Start

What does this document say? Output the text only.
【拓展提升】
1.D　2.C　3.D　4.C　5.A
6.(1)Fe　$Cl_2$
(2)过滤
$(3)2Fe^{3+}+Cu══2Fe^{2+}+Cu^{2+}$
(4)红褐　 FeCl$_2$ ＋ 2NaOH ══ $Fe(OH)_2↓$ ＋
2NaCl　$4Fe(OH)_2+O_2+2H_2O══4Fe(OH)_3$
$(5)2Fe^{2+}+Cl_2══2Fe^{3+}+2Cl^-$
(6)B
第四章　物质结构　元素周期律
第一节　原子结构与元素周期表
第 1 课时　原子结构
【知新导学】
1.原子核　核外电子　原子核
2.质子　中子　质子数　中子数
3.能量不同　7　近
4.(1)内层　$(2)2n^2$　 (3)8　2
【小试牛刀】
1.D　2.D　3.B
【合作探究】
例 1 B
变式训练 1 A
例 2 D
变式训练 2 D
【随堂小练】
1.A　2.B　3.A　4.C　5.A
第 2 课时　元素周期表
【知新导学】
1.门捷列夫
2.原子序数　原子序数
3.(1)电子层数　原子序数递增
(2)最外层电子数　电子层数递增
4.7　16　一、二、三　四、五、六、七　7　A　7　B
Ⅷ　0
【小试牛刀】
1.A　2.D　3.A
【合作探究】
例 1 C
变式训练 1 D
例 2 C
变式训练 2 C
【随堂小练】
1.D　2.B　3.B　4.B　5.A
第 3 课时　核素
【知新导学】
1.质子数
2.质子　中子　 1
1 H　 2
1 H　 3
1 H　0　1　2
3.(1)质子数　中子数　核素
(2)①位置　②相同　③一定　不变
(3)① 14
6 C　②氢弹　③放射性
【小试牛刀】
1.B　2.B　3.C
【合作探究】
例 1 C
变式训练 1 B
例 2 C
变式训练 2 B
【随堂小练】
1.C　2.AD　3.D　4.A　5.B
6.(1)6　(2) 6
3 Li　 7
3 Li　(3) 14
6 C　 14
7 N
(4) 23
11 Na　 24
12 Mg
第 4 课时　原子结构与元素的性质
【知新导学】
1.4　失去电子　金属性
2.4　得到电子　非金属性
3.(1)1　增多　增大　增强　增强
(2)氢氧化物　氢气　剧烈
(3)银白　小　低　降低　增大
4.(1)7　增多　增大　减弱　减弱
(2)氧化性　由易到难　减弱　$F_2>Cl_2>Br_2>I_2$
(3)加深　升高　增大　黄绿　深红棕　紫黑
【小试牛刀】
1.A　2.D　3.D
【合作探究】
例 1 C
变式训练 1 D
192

End

- [Goal] Transcribe the entire listing above precisely.

- [The result]
What does this document say? Output the text only.
【拓展提升】
1.D　2.C　3.D　4.C　5.A
6.(1)Fe　$Cl_2$
(2)过滤
$(3)2Fe^{3+}+Cu══2Fe^{2+}+Cu^{2+}$
(4)红褐　 FeCl$_2$ ＋ 2NaOH ══ $Fe(OH)_2↓$ ＋
2NaCl　$4Fe(OH)_2+O_2+2H_2O══4Fe(OH)_3$
$(5)2Fe^{2+}+Cl_2══2Fe^{3+}+2Cl^-$
(6)B
第四章　物质结构　元素周期律
第一节　原子结构与元素周期表
第 1 课时　原子结构
【知新导学】
1.原子核　核外电子　原子核
2.质子　中子　质子数　中子数
3.能量不同　7　近
4.(1)内层　$(2)2n^2$　 (3)8　2
【小试牛刀】
1.D　2.D　3.B
【合作探究】
例 1 B
变式训练 1 A
例 2 D
变式训练 2 D
【随堂小练】
1.A　2.B　3.A　4.C　5.A
第 2 课时　元素周期表
【知新导学】
1.门捷列夫
2.原子序数　原子序数
3.(1)电子层数　原子序数递增
(2)最外层电子数　电子层数递增
4.7　16　一、二、三　四、五、六、七　7　A　7　B
Ⅷ　0
【小试牛刀】
1.A　2.D　3.A
【合作探究】
例 1 C
变式训练 1 D
例 2 C
变式训练 2 C
【随堂小练】
1.D　2.B　3.B　4.B　5.A
第 3 课时　核素
【知新导学】
1.质子数
2.质子　中子　 1
1 H　 2
1 H　 3
1 H　0　1　2
3.(1)质子数　中子数　核素
(2)①位置　②相同　③一定　不变
(3)① 14
6 C　②氢弹　③放射性
【小试牛刀】
1.B　2.B　3.C
【合作探究】
例 1 C
变式训练 1 B
例 2 C
变式训练 2 B
【随堂小练】
1.C　2.AD　3.D　4.A　5.B
6.(1)6　(2) 6
3 Li　 7
3 Li　(3) 14
6 C　 14
7 N
(4) 23
11 Na　 24
12 Mg
第 4 课时　原子结构与元素的性质
【知新导学】
1.4　失去电子　金属性
2.4　得到电子　非金属性
3.(1)1　增多　增大　增强　增强
(2)氢氧化物　氢气　剧烈
(3)银白　小　低　降低　增大
4.(1)7　增多　增大　减弱　减弱
(2)氧化性　由易到难　减弱　$F_2>Cl_2>Br_2>I_2$
(3)加深　升高　增大　黄绿　深红棕　紫黑
【小试牛刀】
1.A　2.D　3.D
【合作探究】
例 1 C
变式训练 1 D
192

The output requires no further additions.